Written request ::
Return everything from the line containing "highlight-annotation: Home screen" down to the line containing "item-title: Folder grid: [510, 385, 912, 411]", copying those lines exactly.

Source material ::
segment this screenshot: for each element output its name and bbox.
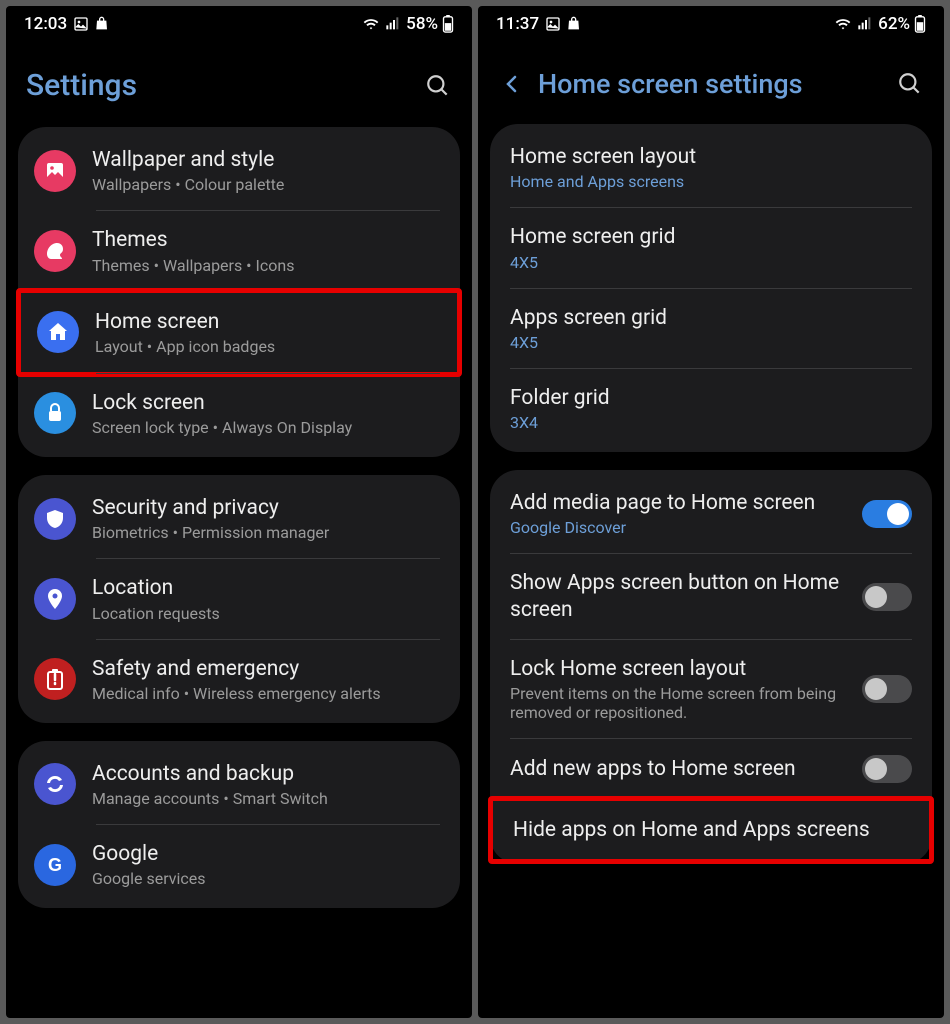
highlight-annotation: Home screen Layout • App icon badges: [16, 288, 462, 377]
home-icon: [37, 311, 79, 353]
settings-screen: 12:03 58% Settings Wallpaper and styleWa…: [6, 6, 472, 1018]
item-title: Home screen: [95, 309, 437, 335]
item-title: Folder grid: [510, 385, 912, 411]
settings-item-lock-home-screen-layout[interactable]: Lock Home screen layoutPrevent items on …: [490, 640, 932, 738]
settings-item-lock[interactable]: Lock screen Screen lock type • Always On …: [18, 374, 460, 453]
item-title: Security and privacy: [92, 495, 440, 521]
battery-text: 58%: [406, 14, 438, 34]
settings-item-home-screen-grid[interactable]: Home screen grid 4X5: [490, 208, 932, 287]
item-subtitle: Biometrics • Permission manager: [92, 523, 440, 542]
bag-icon: [95, 16, 111, 32]
bag-icon: [567, 16, 583, 32]
item-title: Home screen layout: [510, 144, 912, 170]
status-time: 12:03: [24, 14, 67, 34]
status-time: 11:37: [496, 14, 539, 34]
settings-group: Add media page to Home screen Google Disc…: [490, 470, 932, 864]
image-icon: [545, 16, 561, 32]
item-subtitle: Screen lock type • Always On Display: [92, 418, 440, 437]
item-subtitle: 4X5: [510, 333, 912, 352]
home-screen-settings-screen: 11:37 62% Home screen settings Home scre…: [478, 6, 944, 1018]
item-title: Accounts and backup: [92, 761, 440, 787]
item-subtitle: Google Discover: [510, 518, 862, 537]
status-bar: 11:37 62%: [478, 6, 944, 38]
signal-icon: [856, 16, 874, 32]
toggle-switch[interactable]: [862, 755, 912, 783]
item-title: Safety and emergency: [92, 656, 440, 682]
settings-item-hide-apps-on-home-and-apps-screens[interactable]: Hide apps on Home and Apps screens: [493, 801, 929, 859]
header: Home screen settings: [478, 38, 944, 124]
back-button[interactable]: [498, 70, 526, 98]
item-title: Add media page to Home screen: [510, 490, 862, 516]
svg-text:G: G: [48, 855, 62, 875]
item-title: Location: [92, 575, 440, 601]
item-subtitle: Themes • Wallpapers • Icons: [92, 256, 440, 275]
item-subtitle: 4X5: [510, 253, 912, 272]
brush-icon: [34, 230, 76, 272]
wifi-icon: [834, 16, 852, 32]
image-icon: [34, 150, 76, 192]
status-bar: 12:03 58%: [6, 6, 472, 38]
battery-text: 62%: [878, 14, 910, 34]
item-subtitle: 3X4: [510, 413, 912, 432]
item-title: Show Apps screen button on Home screen: [510, 570, 862, 623]
item-subtitle: Home and Apps screens: [510, 172, 912, 191]
settings-item-show-apps-screen-button-on-home-screen[interactable]: Show Apps screen button on Home screen: [490, 554, 932, 639]
image-icon: [73, 16, 89, 32]
alert-icon: [34, 658, 76, 700]
shield-icon: [34, 498, 76, 540]
settings-group: Accounts and backup Manage accounts • Sma…: [18, 741, 460, 909]
settings-item-add-new-apps-to-home-screen[interactable]: Add new apps to Home screen: [490, 739, 932, 799]
highlight-annotation: Hide apps on Home and Apps screens: [488, 796, 934, 864]
page-title: Home screen settings: [538, 68, 884, 100]
settings-item-wallpaper[interactable]: Wallpaper and style Wallpapers • Colour p…: [18, 131, 460, 210]
battery-icon: [914, 15, 926, 33]
settings-item-apps-screen-grid[interactable]: Apps screen grid 4X5: [490, 289, 932, 368]
item-subtitle: Wallpapers • Colour palette: [92, 175, 440, 194]
settings-item-folder-grid[interactable]: Folder grid 3X4: [490, 369, 932, 448]
battery-icon: [442, 15, 454, 33]
settings-group: Security and privacy Biometrics • Permiss…: [18, 475, 460, 723]
item-title: Add new apps to Home screen: [510, 756, 862, 782]
settings-group: Wallpaper and style Wallpapers • Colour p…: [18, 127, 460, 457]
toggle-switch[interactable]: [862, 583, 912, 611]
search-button[interactable]: [896, 70, 924, 98]
settings-group: Home screen layoutHome and Apps screensH…: [490, 124, 932, 452]
item-subtitle: Layout • App icon badges: [95, 337, 437, 356]
toggle-switch[interactable]: [862, 500, 912, 528]
lock-icon: [34, 392, 76, 434]
signal-icon: [384, 16, 402, 32]
google-icon: G: [34, 844, 76, 886]
item-subtitle: Location requests: [92, 604, 440, 623]
item-title: Lock screen: [92, 390, 440, 416]
wifi-icon: [362, 16, 380, 32]
item-subtitle: Prevent items on the Home screen from be…: [510, 684, 862, 722]
item-title: Lock Home screen layout: [510, 656, 862, 682]
pin-icon: [34, 578, 76, 620]
settings-item-themes[interactable]: Themes Themes • Wallpapers • Icons: [18, 211, 460, 290]
item-title: Hide apps on Home and Apps screens: [513, 817, 909, 843]
settings-item-sync[interactable]: Accounts and backup Manage accounts • Sma…: [18, 745, 460, 824]
header: Settings: [6, 38, 472, 127]
item-title: Themes: [92, 227, 440, 253]
item-title: Google: [92, 841, 440, 867]
settings-item-google[interactable]: G Google Google services: [18, 825, 460, 904]
item-subtitle: Medical info • Wireless emergency alerts: [92, 684, 440, 703]
settings-item-shield[interactable]: Security and privacy Biometrics • Permiss…: [18, 479, 460, 558]
page-title: Settings: [26, 68, 412, 103]
item-subtitle: Manage accounts • Smart Switch: [92, 789, 440, 808]
search-button[interactable]: [424, 72, 452, 100]
settings-item-home-screen-layout[interactable]: Home screen layout Home and Apps screens: [490, 128, 932, 207]
sync-icon: [34, 763, 76, 805]
settings-item-home[interactable]: Home screen Layout • App icon badges: [21, 293, 457, 372]
item-subtitle: Google services: [92, 869, 440, 888]
toggle-switch[interactable]: [862, 675, 912, 703]
settings-item-emergency[interactable]: Safety and emergency Medical info • Wirel…: [18, 640, 460, 719]
item-title: Apps screen grid: [510, 305, 912, 331]
settings-item-add-media-page-to-home-screen[interactable]: Add media page to Home screen Google Disc…: [490, 474, 932, 553]
item-title: Wallpaper and style: [92, 147, 440, 173]
settings-item-location[interactable]: Location Location requests: [18, 559, 460, 638]
item-title: Home screen grid: [510, 224, 912, 250]
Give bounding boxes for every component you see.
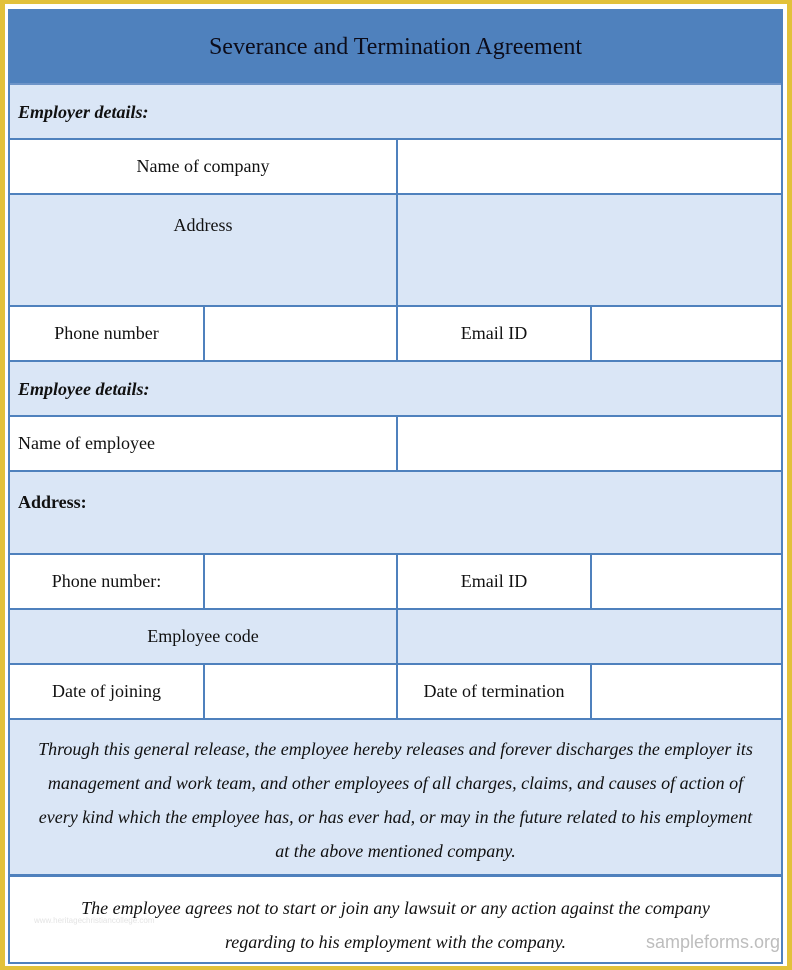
employee-section-heading: Employee details: [18, 379, 150, 399]
employee-phone-field[interactable] [203, 555, 396, 608]
joining-date-field[interactable] [203, 665, 396, 718]
employee-address-row[interactable]: Address: [10, 472, 781, 555]
employee-name-label: Name of employee [18, 433, 155, 453]
company-name-field[interactable] [396, 140, 781, 193]
employee-address-label: Address: [18, 492, 87, 512]
employee-section-heading-row: Employee details: [10, 362, 781, 417]
employee-code-label: Employee code [147, 626, 259, 646]
joining-date-label: Date of joining [52, 681, 161, 701]
employee-name-field[interactable] [396, 417, 781, 470]
company-name-row: Name of company [10, 140, 781, 195]
employer-section-heading: Employer details: [18, 102, 149, 122]
employer-phone-label: Phone number [54, 323, 159, 343]
watermark-right: sampleforms.org [645, 932, 780, 952]
agreement-form: Severance and Termination Agreement Empl… [8, 9, 783, 964]
employee-email-field[interactable] [590, 555, 781, 608]
employer-phone-field[interactable] [203, 307, 396, 360]
employee-code-row: Employee code [10, 610, 781, 665]
termination-date-label: Date of termination [396, 665, 590, 718]
employee-phone-label: Phone number: [51, 571, 162, 591]
termination-date-field[interactable] [590, 665, 781, 718]
employer-email-field[interactable] [590, 307, 781, 360]
employer-contact-row: Phone number Email ID [10, 307, 781, 362]
company-address-field[interactable] [396, 195, 781, 305]
employee-email-label: Email ID [396, 555, 590, 608]
watermark-left: www.heritagechristiancollege.com [34, 916, 155, 925]
release-paragraph: Through this general release, the employ… [38, 739, 753, 861]
company-name-label: Name of company [136, 156, 270, 176]
employer-email-label: Email ID [396, 307, 590, 360]
dates-row: Date of joining Date of termination [10, 665, 781, 720]
employee-name-row: Name of employee [10, 417, 781, 472]
company-address-label: Address [173, 215, 233, 235]
form-title: Severance and Termination Agreement [10, 11, 781, 85]
release-paragraph-row: Through this general release, the employ… [10, 720, 781, 877]
employer-section-heading-row: Employer details: [10, 85, 781, 140]
employee-code-field[interactable] [396, 610, 781, 663]
company-address-row: Address [10, 195, 781, 307]
agreement-paragraph: The employee agrees not to start or join… [81, 898, 710, 952]
employee-contact-row: Phone number: Email ID [10, 555, 781, 610]
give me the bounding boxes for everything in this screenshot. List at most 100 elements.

Task result ::
highlight-annotation: Home screen Layout • App icon badges: [16, 288, 462, 377]
home-icon: [37, 311, 79, 353]
settings-screen: 12:03 58% Settings Wallpaper and styleWa…: [6, 6, 472, 1018]
item-title: Home screen: [95, 309, 437, 335]
item-title: Folder grid: [510, 385, 912, 411]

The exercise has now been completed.